WHAT THIS TASK INVOLVES:
The records below must be output exactly, without pictures.

DATA TO PROCESS:
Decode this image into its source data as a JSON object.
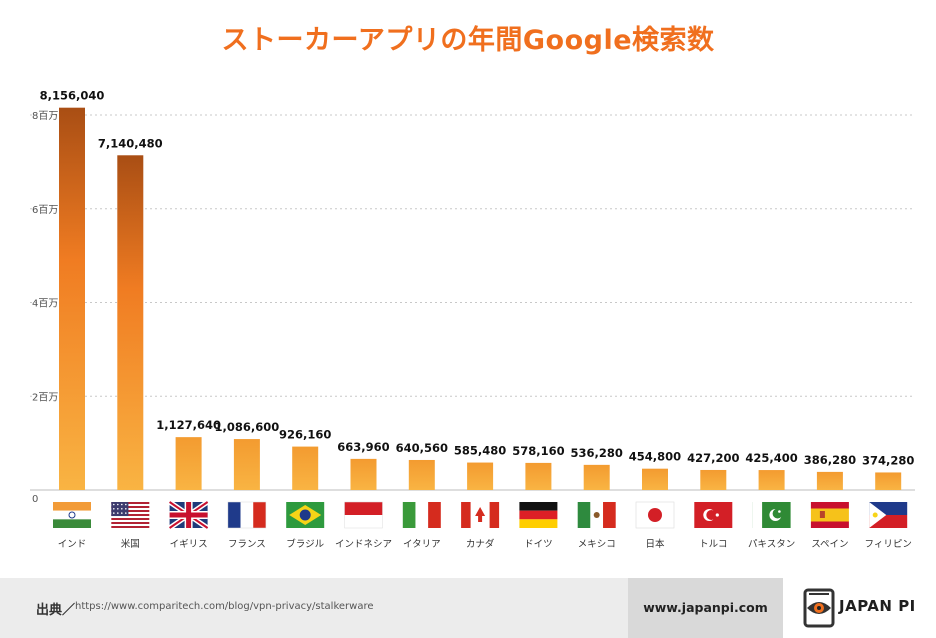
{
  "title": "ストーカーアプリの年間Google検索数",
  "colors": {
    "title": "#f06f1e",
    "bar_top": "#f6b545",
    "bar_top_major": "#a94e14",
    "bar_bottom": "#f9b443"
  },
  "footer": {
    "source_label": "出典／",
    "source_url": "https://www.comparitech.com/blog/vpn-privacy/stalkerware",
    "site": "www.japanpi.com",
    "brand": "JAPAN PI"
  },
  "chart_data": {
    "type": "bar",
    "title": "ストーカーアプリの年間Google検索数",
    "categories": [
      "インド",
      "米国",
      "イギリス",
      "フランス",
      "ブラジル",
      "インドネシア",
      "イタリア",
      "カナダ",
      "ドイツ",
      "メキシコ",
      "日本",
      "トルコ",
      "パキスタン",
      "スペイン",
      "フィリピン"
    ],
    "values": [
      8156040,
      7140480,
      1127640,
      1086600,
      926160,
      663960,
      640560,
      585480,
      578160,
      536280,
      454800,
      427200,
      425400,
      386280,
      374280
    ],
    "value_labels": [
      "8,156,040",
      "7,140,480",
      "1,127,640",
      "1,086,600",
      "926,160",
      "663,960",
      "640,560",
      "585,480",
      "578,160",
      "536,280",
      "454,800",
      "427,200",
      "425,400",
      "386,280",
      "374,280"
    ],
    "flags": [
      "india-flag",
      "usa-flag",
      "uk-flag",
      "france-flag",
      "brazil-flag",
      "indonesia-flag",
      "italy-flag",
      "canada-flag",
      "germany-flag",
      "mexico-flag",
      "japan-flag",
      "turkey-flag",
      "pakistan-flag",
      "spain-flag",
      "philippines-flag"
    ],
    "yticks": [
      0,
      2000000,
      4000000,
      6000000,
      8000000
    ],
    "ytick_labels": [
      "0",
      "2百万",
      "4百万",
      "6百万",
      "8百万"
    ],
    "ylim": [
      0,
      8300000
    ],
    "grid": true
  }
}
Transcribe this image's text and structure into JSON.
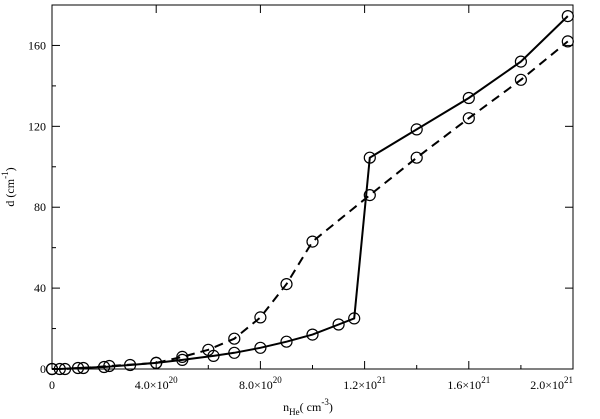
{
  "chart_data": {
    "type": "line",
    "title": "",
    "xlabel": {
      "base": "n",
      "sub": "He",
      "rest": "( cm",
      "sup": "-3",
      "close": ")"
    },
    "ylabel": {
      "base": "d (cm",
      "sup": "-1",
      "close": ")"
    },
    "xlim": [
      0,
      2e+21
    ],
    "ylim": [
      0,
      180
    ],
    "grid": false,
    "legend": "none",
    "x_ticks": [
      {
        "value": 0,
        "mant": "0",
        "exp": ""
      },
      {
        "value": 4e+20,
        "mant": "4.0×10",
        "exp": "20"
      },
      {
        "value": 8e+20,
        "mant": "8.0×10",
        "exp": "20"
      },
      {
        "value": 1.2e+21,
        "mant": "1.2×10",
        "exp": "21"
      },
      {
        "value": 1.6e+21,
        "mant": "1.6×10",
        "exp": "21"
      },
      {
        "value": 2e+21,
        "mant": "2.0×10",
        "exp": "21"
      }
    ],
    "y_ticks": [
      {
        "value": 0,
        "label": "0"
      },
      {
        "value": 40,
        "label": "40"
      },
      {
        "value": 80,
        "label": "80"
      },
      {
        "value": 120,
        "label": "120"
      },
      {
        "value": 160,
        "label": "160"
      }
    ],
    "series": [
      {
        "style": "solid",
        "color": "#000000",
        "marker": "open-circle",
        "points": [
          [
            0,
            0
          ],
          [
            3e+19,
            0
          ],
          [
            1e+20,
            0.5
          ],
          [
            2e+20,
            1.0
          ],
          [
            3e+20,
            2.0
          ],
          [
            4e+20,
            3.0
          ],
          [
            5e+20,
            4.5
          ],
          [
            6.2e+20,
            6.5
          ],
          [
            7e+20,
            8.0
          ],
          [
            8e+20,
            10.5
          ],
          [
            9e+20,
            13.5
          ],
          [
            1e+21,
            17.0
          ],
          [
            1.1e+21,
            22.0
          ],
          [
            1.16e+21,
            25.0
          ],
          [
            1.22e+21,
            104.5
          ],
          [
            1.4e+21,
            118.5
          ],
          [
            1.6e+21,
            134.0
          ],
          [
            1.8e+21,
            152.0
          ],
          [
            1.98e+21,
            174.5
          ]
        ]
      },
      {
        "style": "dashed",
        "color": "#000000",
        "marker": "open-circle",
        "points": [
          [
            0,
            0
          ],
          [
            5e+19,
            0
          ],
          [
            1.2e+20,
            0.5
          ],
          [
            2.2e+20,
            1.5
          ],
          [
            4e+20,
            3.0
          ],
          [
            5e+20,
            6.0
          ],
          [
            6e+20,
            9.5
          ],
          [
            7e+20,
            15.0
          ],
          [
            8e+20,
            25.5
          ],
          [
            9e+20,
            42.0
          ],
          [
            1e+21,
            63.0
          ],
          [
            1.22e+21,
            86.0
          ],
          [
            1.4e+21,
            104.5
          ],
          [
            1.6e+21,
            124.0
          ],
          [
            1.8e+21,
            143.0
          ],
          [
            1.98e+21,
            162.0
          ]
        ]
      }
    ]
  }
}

ANSWER TO THE EXERCISE:
Decode this image into its source data as a JSON object.
{
  "title": "ストーカーアプリの年間Google検索数",
  "colors": {
    "title": "#f06f1e",
    "bar_top": "#f6b545",
    "bar_top_major": "#a94e14",
    "bar_bottom": "#f9b443"
  },
  "footer": {
    "source_label": "出典／",
    "source_url": "https://www.comparitech.com/blog/vpn-privacy/stalkerware",
    "site": "www.japanpi.com",
    "brand": "JAPAN PI"
  },
  "chart_data": {
    "type": "bar",
    "title": "ストーカーアプリの年間Google検索数",
    "categories": [
      "インド",
      "米国",
      "イギリス",
      "フランス",
      "ブラジル",
      "インドネシア",
      "イタリア",
      "カナダ",
      "ドイツ",
      "メキシコ",
      "日本",
      "トルコ",
      "パキスタン",
      "スペイン",
      "フィリピン"
    ],
    "values": [
      8156040,
      7140480,
      1127640,
      1086600,
      926160,
      663960,
      640560,
      585480,
      578160,
      536280,
      454800,
      427200,
      425400,
      386280,
      374280
    ],
    "value_labels": [
      "8,156,040",
      "7,140,480",
      "1,127,640",
      "1,086,600",
      "926,160",
      "663,960",
      "640,560",
      "585,480",
      "578,160",
      "536,280",
      "454,800",
      "427,200",
      "425,400",
      "386,280",
      "374,280"
    ],
    "flags": [
      "india-flag",
      "usa-flag",
      "uk-flag",
      "france-flag",
      "brazil-flag",
      "indonesia-flag",
      "italy-flag",
      "canada-flag",
      "germany-flag",
      "mexico-flag",
      "japan-flag",
      "turkey-flag",
      "pakistan-flag",
      "spain-flag",
      "philippines-flag"
    ],
    "yticks": [
      0,
      2000000,
      4000000,
      6000000,
      8000000
    ],
    "ytick_labels": [
      "0",
      "2百万",
      "4百万",
      "6百万",
      "8百万"
    ],
    "ylim": [
      0,
      8300000
    ],
    "grid": true
  }
}
Transcribe this image's text and structure into JSON.
{
  "chart_data": {
    "type": "line",
    "title": "",
    "xlabel": {
      "base": "n",
      "sub": "He",
      "rest": "( cm",
      "sup": "-3",
      "close": ")"
    },
    "ylabel": {
      "base": "d (cm",
      "sup": "-1",
      "close": ")"
    },
    "xlim": [
      0,
      2e+21
    ],
    "ylim": [
      0,
      180
    ],
    "grid": false,
    "legend": "none",
    "x_ticks": [
      {
        "value": 0,
        "mant": "0",
        "exp": ""
      },
      {
        "value": 4e+20,
        "mant": "4.0×10",
        "exp": "20"
      },
      {
        "value": 8e+20,
        "mant": "8.0×10",
        "exp": "20"
      },
      {
        "value": 1.2e+21,
        "mant": "1.2×10",
        "exp": "21"
      },
      {
        "value": 1.6e+21,
        "mant": "1.6×10",
        "exp": "21"
      },
      {
        "value": 2e+21,
        "mant": "2.0×10",
        "exp": "21"
      }
    ],
    "y_ticks": [
      {
        "value": 0,
        "label": "0"
      },
      {
        "value": 40,
        "label": "40"
      },
      {
        "value": 80,
        "label": "80"
      },
      {
        "value": 120,
        "label": "120"
      },
      {
        "value": 160,
        "label": "160"
      }
    ],
    "series": [
      {
        "style": "solid",
        "color": "#000000",
        "marker": "open-circle",
        "points": [
          [
            0,
            0
          ],
          [
            3e+19,
            0
          ],
          [
            1e+20,
            0.5
          ],
          [
            2e+20,
            1.0
          ],
          [
            3e+20,
            2.0
          ],
          [
            4e+20,
            3.0
          ],
          [
            5e+20,
            4.5
          ],
          [
            6.2e+20,
            6.5
          ],
          [
            7e+20,
            8.0
          ],
          [
            8e+20,
            10.5
          ],
          [
            9e+20,
            13.5
          ],
          [
            1e+21,
            17.0
          ],
          [
            1.1e+21,
            22.0
          ],
          [
            1.16e+21,
            25.0
          ],
          [
            1.22e+21,
            104.5
          ],
          [
            1.4e+21,
            118.5
          ],
          [
            1.6e+21,
            134.0
          ],
          [
            1.8e+21,
            152.0
          ],
          [
            1.98e+21,
            174.5
          ]
        ]
      },
      {
        "style": "dashed",
        "color": "#000000",
        "marker": "open-circle",
        "points": [
          [
            0,
            0
          ],
          [
            5e+19,
            0
          ],
          [
            1.2e+20,
            0.5
          ],
          [
            2.2e+20,
            1.5
          ],
          [
            4e+20,
            3.0
          ],
          [
            5e+20,
            6.0
          ],
          [
            6e+20,
            9.5
          ],
          [
            7e+20,
            15.0
          ],
          [
            8e+20,
            25.5
          ],
          [
            9e+20,
            42.0
          ],
          [
            1e+21,
            63.0
          ],
          [
            1.22e+21,
            86.0
          ],
          [
            1.4e+21,
            104.5
          ],
          [
            1.6e+21,
            124.0
          ],
          [
            1.8e+21,
            143.0
          ],
          [
            1.98e+21,
            162.0
          ]
        ]
      }
    ]
  }
}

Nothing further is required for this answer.